__SET PROBLEM__
From the entries that follow, gather each line holding the word "this".

__INFORMATION GIVEN__
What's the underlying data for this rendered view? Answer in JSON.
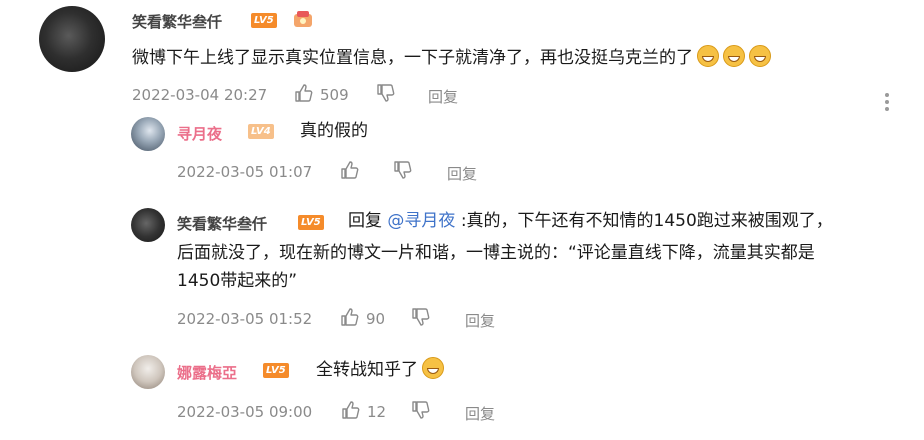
{
  "comments": [
    {
      "user": "笑看繁华叁仟",
      "level": "LV5",
      "text": "微博下午上线了显示真实位置信息，一下子就清净了，再也没挺乌克兰的了",
      "time": "2022-03-04 20:27",
      "likes": "509",
      "reply_label": "回复",
      "emoji_count": 3
    },
    {
      "user": "寻月夜",
      "level": "LV4",
      "text": "真的假的",
      "time": "2022-03-05 01:07",
      "likes": "",
      "reply_label": "回复"
    },
    {
      "user": "笑看繁华叁仟",
      "level": "LV5",
      "reply_prefix": "回复",
      "mention": "@寻月夜",
      "line1": ":真的，下午还有不知情的1450跑过来被围观了，",
      "line2": "后面就没了，现在新的博文一片和谐，一博主说的：“评论量直线下降，流量其实都是",
      "line3": "1450带起来的”",
      "time": "2022-03-05 01:52",
      "likes": "90",
      "reply_label": "回复"
    },
    {
      "user": "娜露梅亞",
      "level": "LV5",
      "text": "全转战知乎了",
      "time": "2022-03-05 09:00",
      "likes": "12",
      "reply_label": "回复"
    }
  ],
  "colors": {
    "lv5": "#f58b2a",
    "lv4": "#f7c08a",
    "pink_name": "#eb6f8a",
    "link": "#3f73c9",
    "meta": "#8a8a8a"
  }
}
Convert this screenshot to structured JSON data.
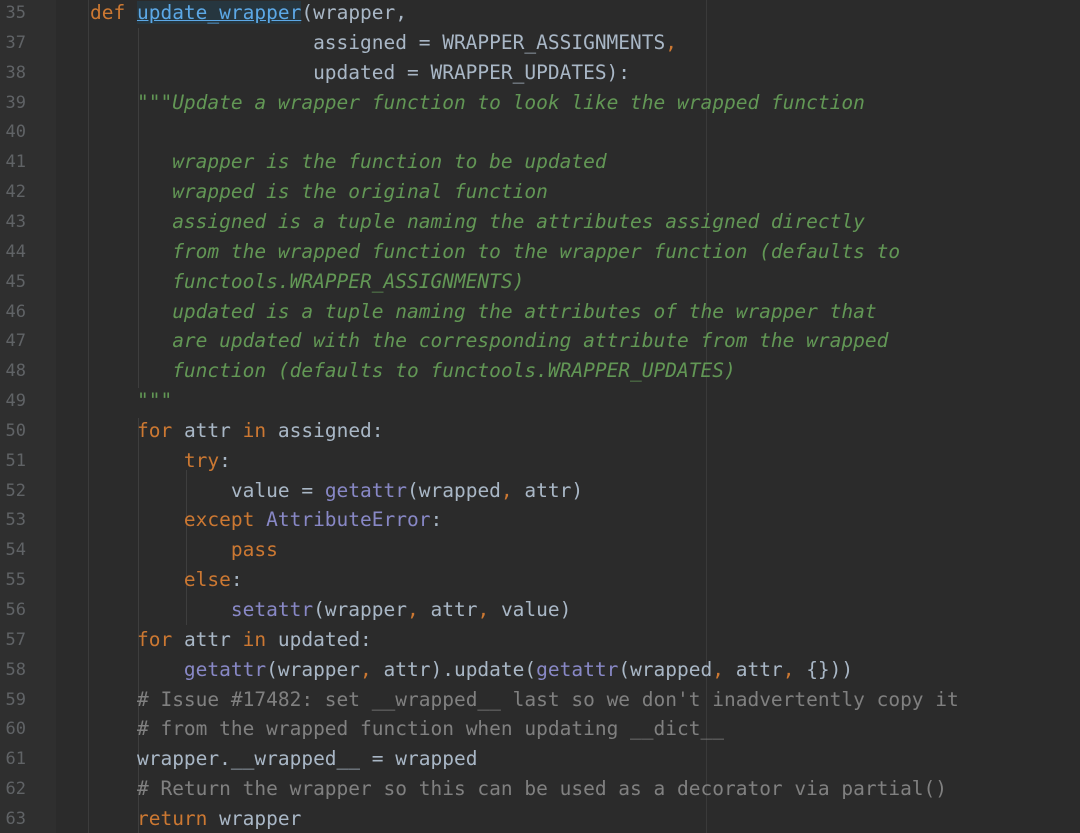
{
  "editor": {
    "lines": [
      {
        "number": "35",
        "indent": "",
        "tokens": [
          {
            "t": "def ",
            "k": "kw"
          },
          {
            "t": "update_wrapper",
            "k": "fnhl"
          },
          {
            "t": "(",
            "k": "p"
          },
          {
            "t": "wrapper,",
            "k": "txt"
          }
        ]
      },
      {
        "number": "37",
        "indent": "                   ",
        "tokens": [
          {
            "t": "assigned = WRAPPER_ASSIGNMENTS",
            "k": "txt"
          },
          {
            "t": ",",
            "k": "kw"
          }
        ]
      },
      {
        "number": "38",
        "indent": "                   ",
        "tokens": [
          {
            "t": "updated = WRAPPER_UPDATES):",
            "k": "txt"
          }
        ]
      },
      {
        "number": "39",
        "indent": "    ",
        "tokens": [
          {
            "t": "\"\"\"Update a wrapper function to look like the wrapped function",
            "k": "doc"
          }
        ]
      },
      {
        "number": "40",
        "indent": "",
        "tokens": []
      },
      {
        "number": "41",
        "indent": "       ",
        "tokens": [
          {
            "t": "wrapper is the function to be updated",
            "k": "doc"
          }
        ]
      },
      {
        "number": "42",
        "indent": "       ",
        "tokens": [
          {
            "t": "wrapped is the original function",
            "k": "doc"
          }
        ]
      },
      {
        "number": "43",
        "indent": "       ",
        "tokens": [
          {
            "t": "assigned is a tuple naming the attributes assigned directly",
            "k": "doc"
          }
        ]
      },
      {
        "number": "44",
        "indent": "       ",
        "tokens": [
          {
            "t": "from the wrapped function to the wrapper function (defaults to",
            "k": "doc"
          }
        ]
      },
      {
        "number": "45",
        "indent": "       ",
        "tokens": [
          {
            "t": "functools.WRAPPER_ASSIGNMENTS)",
            "k": "doc"
          }
        ]
      },
      {
        "number": "46",
        "indent": "       ",
        "tokens": [
          {
            "t": "updated is a tuple naming the attributes of the wrapper that",
            "k": "doc"
          }
        ]
      },
      {
        "number": "47",
        "indent": "       ",
        "tokens": [
          {
            "t": "are updated with the corresponding attribute from the wrapped",
            "k": "doc"
          }
        ]
      },
      {
        "number": "48",
        "indent": "       ",
        "tokens": [
          {
            "t": "function (defaults to functools.WRAPPER_UPDATES)",
            "k": "doc"
          }
        ]
      },
      {
        "number": "49",
        "indent": "    ",
        "tokens": [
          {
            "t": "\"\"\"",
            "k": "doc"
          }
        ]
      },
      {
        "number": "50",
        "indent": "    ",
        "tokens": [
          {
            "t": "for ",
            "k": "kw"
          },
          {
            "t": "attr ",
            "k": "txt"
          },
          {
            "t": "in ",
            "k": "kw"
          },
          {
            "t": "assigned:",
            "k": "txt"
          }
        ]
      },
      {
        "number": "51",
        "indent": "        ",
        "tokens": [
          {
            "t": "try",
            "k": "kw"
          },
          {
            "t": ":",
            "k": "txt"
          }
        ]
      },
      {
        "number": "52",
        "indent": "            ",
        "tokens": [
          {
            "t": "value = ",
            "k": "txt"
          },
          {
            "t": "getattr",
            "k": "bi"
          },
          {
            "t": "(wrapped",
            "k": "txt"
          },
          {
            "t": ", ",
            "k": "kw"
          },
          {
            "t": "attr)",
            "k": "txt"
          }
        ]
      },
      {
        "number": "53",
        "indent": "        ",
        "tokens": [
          {
            "t": "except ",
            "k": "kw"
          },
          {
            "t": "AttributeError",
            "k": "cls"
          },
          {
            "t": ":",
            "k": "txt"
          }
        ]
      },
      {
        "number": "54",
        "indent": "            ",
        "tokens": [
          {
            "t": "pass",
            "k": "kw"
          }
        ]
      },
      {
        "number": "55",
        "indent": "        ",
        "tokens": [
          {
            "t": "else",
            "k": "kw"
          },
          {
            "t": ":",
            "k": "txt"
          }
        ]
      },
      {
        "number": "56",
        "indent": "            ",
        "tokens": [
          {
            "t": "setattr",
            "k": "bi"
          },
          {
            "t": "(wrapper",
            "k": "txt"
          },
          {
            "t": ", ",
            "k": "kw"
          },
          {
            "t": "attr",
            "k": "txt"
          },
          {
            "t": ", ",
            "k": "kw"
          },
          {
            "t": "value)",
            "k": "txt"
          }
        ]
      },
      {
        "number": "57",
        "indent": "    ",
        "tokens": [
          {
            "t": "for ",
            "k": "kw"
          },
          {
            "t": "attr ",
            "k": "txt"
          },
          {
            "t": "in ",
            "k": "kw"
          },
          {
            "t": "updated:",
            "k": "txt"
          }
        ]
      },
      {
        "number": "58",
        "indent": "        ",
        "tokens": [
          {
            "t": "getattr",
            "k": "bi"
          },
          {
            "t": "(wrapper",
            "k": "txt"
          },
          {
            "t": ", ",
            "k": "kw"
          },
          {
            "t": "attr).update(",
            "k": "txt"
          },
          {
            "t": "getattr",
            "k": "bi"
          },
          {
            "t": "(wrapped",
            "k": "txt"
          },
          {
            "t": ", ",
            "k": "kw"
          },
          {
            "t": "attr",
            "k": "txt"
          },
          {
            "t": ", ",
            "k": "kw"
          },
          {
            "t": "{}))",
            "k": "txt"
          }
        ]
      },
      {
        "number": "59",
        "indent": "    ",
        "tokens": [
          {
            "t": "# Issue #17482: set __wrapped__ last so we don't inadvertently copy it",
            "k": "com"
          }
        ]
      },
      {
        "number": "60",
        "indent": "    ",
        "tokens": [
          {
            "t": "# from the wrapped function when updating __dict__",
            "k": "com"
          }
        ]
      },
      {
        "number": "61",
        "indent": "    ",
        "tokens": [
          {
            "t": "wrapper.__wrapped__ = wrapped",
            "k": "txt"
          }
        ]
      },
      {
        "number": "62",
        "indent": "    ",
        "tokens": [
          {
            "t": "# Return the wrapper so this can be used as a decorator via partial()",
            "k": "com"
          }
        ]
      },
      {
        "number": "63",
        "indent": "    ",
        "tokens": [
          {
            "t": "return ",
            "k": "kw"
          },
          {
            "t": "wrapper",
            "k": "txt"
          }
        ]
      }
    ]
  },
  "colors": {
    "background": "#2b2b2b",
    "keyword": "#cc7832",
    "builtin": "#8888c6",
    "docstring": "#629755",
    "comment": "#808080",
    "text": "#a9b7c6",
    "line_number": "#606366"
  }
}
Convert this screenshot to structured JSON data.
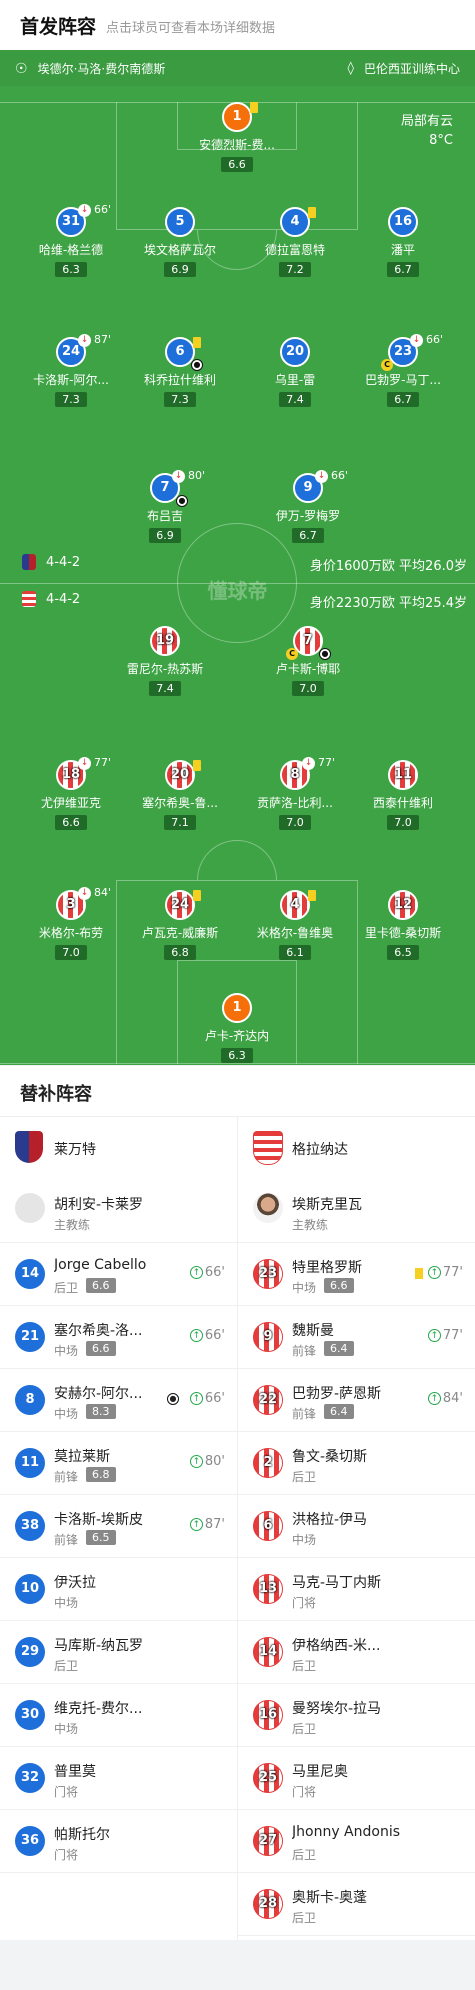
{
  "header": {
    "title": "首发阵容",
    "subtitle": "点击球员可查看本场详细数据"
  },
  "venue": {
    "stadium": "埃德尔·马洛·费尔南德斯",
    "training": "巴伦西亚训练中心",
    "weather": "局部有云",
    "temp": "8°C",
    "watermark": "懂球帝"
  },
  "home": {
    "formation": "4-4-2",
    "value": "身价1600万欧 平均26.0岁",
    "players": [
      {
        "num": "1",
        "name": "安德烈斯-费...",
        "rating": "6.6",
        "kind": "orange",
        "marks": "yc"
      },
      {
        "num": "31",
        "name": "哈维-格兰德",
        "rating": "6.3",
        "kind": "blue",
        "sub": "66'"
      },
      {
        "num": "5",
        "name": "埃文格萨瓦尔",
        "rating": "6.9",
        "kind": "blue"
      },
      {
        "num": "4",
        "name": "德拉富恩特",
        "rating": "7.2",
        "kind": "blue",
        "marks": "yc"
      },
      {
        "num": "16",
        "name": "潘平",
        "rating": "6.7",
        "kind": "blue"
      },
      {
        "num": "24",
        "name": "卡洛斯-阿尔...",
        "rating": "7.3",
        "kind": "blue",
        "sub": "87'"
      },
      {
        "num": "6",
        "name": "科乔拉什维利",
        "rating": "7.3",
        "kind": "blue",
        "marks": "yc"
      },
      {
        "num": "20",
        "name": "乌里-雷",
        "rating": "7.4",
        "kind": "blue"
      },
      {
        "num": "23",
        "name": "巴勃罗-马丁...",
        "rating": "6.7",
        "kind": "blue",
        "sub": "66'"
      },
      {
        "num": "7",
        "name": "布吕吉",
        "rating": "6.9",
        "kind": "blue",
        "sub": "80'"
      },
      {
        "num": "9",
        "name": "伊万-罗梅罗",
        "rating": "6.7",
        "kind": "blue",
        "sub": "66'"
      }
    ]
  },
  "away": {
    "formation": "4-4-2",
    "value": "身价2230万欧 平均25.4岁",
    "players": [
      {
        "num": "19",
        "name": "雷尼尔-热苏斯",
        "rating": "7.4",
        "kind": "stripe"
      },
      {
        "num": "7",
        "name": "卢卡斯-博耶",
        "rating": "7.0",
        "kind": "stripe"
      },
      {
        "num": "18",
        "name": "尤伊维亚克",
        "rating": "6.6",
        "kind": "stripe",
        "sub": "77'"
      },
      {
        "num": "20",
        "name": "塞尔希奥-鲁...",
        "rating": "7.1",
        "kind": "stripe",
        "marks": "yc"
      },
      {
        "num": "8",
        "name": "贡萨洛-比利...",
        "rating": "7.0",
        "kind": "stripe",
        "sub": "77'"
      },
      {
        "num": "11",
        "name": "西泰什维利",
        "rating": "7.0",
        "kind": "stripe"
      },
      {
        "num": "3",
        "name": "米格尔-布劳",
        "rating": "7.0",
        "kind": "stripe",
        "sub": "84'"
      },
      {
        "num": "24",
        "name": "卢瓦克-威廉斯",
        "rating": "6.8",
        "kind": "stripe",
        "marks": "yc"
      },
      {
        "num": "4",
        "name": "米格尔-鲁维奥",
        "rating": "6.1",
        "kind": "stripe",
        "marks": "yc"
      },
      {
        "num": "12",
        "name": "里卡德-桑切斯",
        "rating": "6.5",
        "kind": "stripe"
      },
      {
        "num": "1",
        "name": "卢卡-齐达内",
        "rating": "6.3",
        "kind": "orange"
      }
    ]
  },
  "subs": {
    "title": "替补阵容",
    "left_team": "莱万特",
    "right_team": "格拉纳达",
    "left_coach": "胡利安-卡莱罗",
    "right_coach": "埃斯克里瓦",
    "coach_label": "主教练",
    "left": [
      {
        "num": "14",
        "name": "Jorge Cabello",
        "pos": "后卫",
        "rating": "6.6",
        "sub": "66'"
      },
      {
        "num": "21",
        "name": "塞尔希奥-洛...",
        "pos": "中场",
        "rating": "6.6",
        "sub": "66'"
      },
      {
        "num": "8",
        "name": "安赫尔-阿尔...",
        "pos": "中场",
        "rating": "8.3",
        "sub": "66'",
        "goal": true
      },
      {
        "num": "11",
        "name": "莫拉莱斯",
        "pos": "前锋",
        "rating": "6.8",
        "sub": "80'"
      },
      {
        "num": "38",
        "name": "卡洛斯-埃斯皮",
        "pos": "前锋",
        "rating": "6.5",
        "sub": "87'"
      },
      {
        "num": "10",
        "name": "伊沃拉",
        "pos": "中场"
      },
      {
        "num": "29",
        "name": "马库斯-纳瓦罗",
        "pos": "后卫"
      },
      {
        "num": "30",
        "name": "维克托-费尔...",
        "pos": "中场"
      },
      {
        "num": "32",
        "name": "普里莫",
        "pos": "门将"
      },
      {
        "num": "36",
        "name": "帕斯托尔",
        "pos": "门将"
      }
    ],
    "right": [
      {
        "num": "23",
        "name": "特里格罗斯",
        "pos": "中场",
        "rating": "6.6",
        "sub": "77'",
        "yc": true
      },
      {
        "num": "9",
        "name": "魏斯曼",
        "pos": "前锋",
        "rating": "6.4",
        "sub": "77'"
      },
      {
        "num": "22",
        "name": "巴勃罗-萨恩斯",
        "pos": "前锋",
        "rating": "6.4",
        "sub": "84'"
      },
      {
        "num": "2",
        "name": "鲁文-桑切斯",
        "pos": "后卫"
      },
      {
        "num": "6",
        "name": "洪格拉-伊马",
        "pos": "中场"
      },
      {
        "num": "13",
        "name": "马克-马丁内斯",
        "pos": "门将"
      },
      {
        "num": "14",
        "name": "伊格纳西-米...",
        "pos": "后卫"
      },
      {
        "num": "16",
        "name": "曼努埃尔-拉马",
        "pos": "后卫"
      },
      {
        "num": "25",
        "name": "马里尼奥",
        "pos": "门将"
      },
      {
        "num": "27",
        "name": "Jhonny Andonis",
        "pos": "后卫"
      },
      {
        "num": "28",
        "name": "奥斯卡-奥蓬",
        "pos": "后卫"
      }
    ]
  },
  "colors": {
    "pitch": "#3ea344",
    "home": "#1e6fd9",
    "gk": "#f5700a",
    "away": "#e43b3b",
    "up": "#22a84a"
  }
}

__THE RESPONSE__
What's the underlying data for this rendered view? Answer in JSON.
Convert this screenshot to structured JSON data.
            "t": "# Return the wrapper so this can be used as a decorator via partial()",
Convert this screenshot to structured JSON data.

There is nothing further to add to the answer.